Data for the task
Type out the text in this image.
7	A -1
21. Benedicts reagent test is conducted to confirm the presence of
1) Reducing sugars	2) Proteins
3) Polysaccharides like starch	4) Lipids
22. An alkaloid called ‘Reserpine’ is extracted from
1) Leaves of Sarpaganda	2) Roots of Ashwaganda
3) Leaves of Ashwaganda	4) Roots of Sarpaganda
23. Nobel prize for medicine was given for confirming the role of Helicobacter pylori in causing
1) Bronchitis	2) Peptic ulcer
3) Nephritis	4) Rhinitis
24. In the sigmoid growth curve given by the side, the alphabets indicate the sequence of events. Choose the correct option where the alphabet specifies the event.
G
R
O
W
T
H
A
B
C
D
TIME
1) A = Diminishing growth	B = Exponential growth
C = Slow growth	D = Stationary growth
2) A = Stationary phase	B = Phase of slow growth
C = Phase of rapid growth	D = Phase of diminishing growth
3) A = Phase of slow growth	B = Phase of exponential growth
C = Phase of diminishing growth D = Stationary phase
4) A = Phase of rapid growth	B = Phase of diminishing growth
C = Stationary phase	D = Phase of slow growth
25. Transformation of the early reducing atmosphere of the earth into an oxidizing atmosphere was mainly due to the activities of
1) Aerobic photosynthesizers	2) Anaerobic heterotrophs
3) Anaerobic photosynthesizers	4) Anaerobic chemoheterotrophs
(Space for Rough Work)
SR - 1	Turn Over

Instructions for the task
Output the entries exactly.

Written solution
Type out the text in this image.
7	A -1
21. Benedicts reagent test is conducted to confirm the presence of
1) Reducing sugars	2) Proteins
3) Polysaccharides like starch	4) Lipids
22. An alkaloid called ‘Reserpine’ is extracted from
1) Leaves of Sarpaganda	2) Roots of Ashwaganda
3) Leaves of Ashwaganda	4) Roots of Sarpaganda
23. Nobel prize for medicine was given for confirming the role of Helicobacter pylori in causing
1) Bronchitis	2) Peptic ulcer
3) Nephritis	4) Rhinitis
24. In the sigmoid growth curve given by the side, the alphabets indicate the sequence of events. Choose the correct option where the alphabet specifies the event.
G
R
O
W
T
H
A
B
C
D
TIME
1) A = Diminishing growth	B = Exponential growth
C = Slow growth	D = Stationary growth
2) A = Stationary phase	B = Phase of slow growth
C = Phase of rapid growth	D = Phase of diminishing growth
3) A = Phase of slow growth	B = Phase of exponential growth
C = Phase of diminishing growth D = Stationary phase
4) A = Phase of rapid growth	B = Phase of diminishing growth
C = Stationary phase	D = Phase of slow growth
25. Transformation of the early reducing atmosphere of the earth into an oxidizing atmosphere was mainly due to the activities of
1) Aerobic photosynthesizers	2) Anaerobic heterotrophs
3) Anaerobic photosynthesizers	4) Anaerobic chemoheterotrophs
(Space for Rough Work)
SR - 1	Turn Over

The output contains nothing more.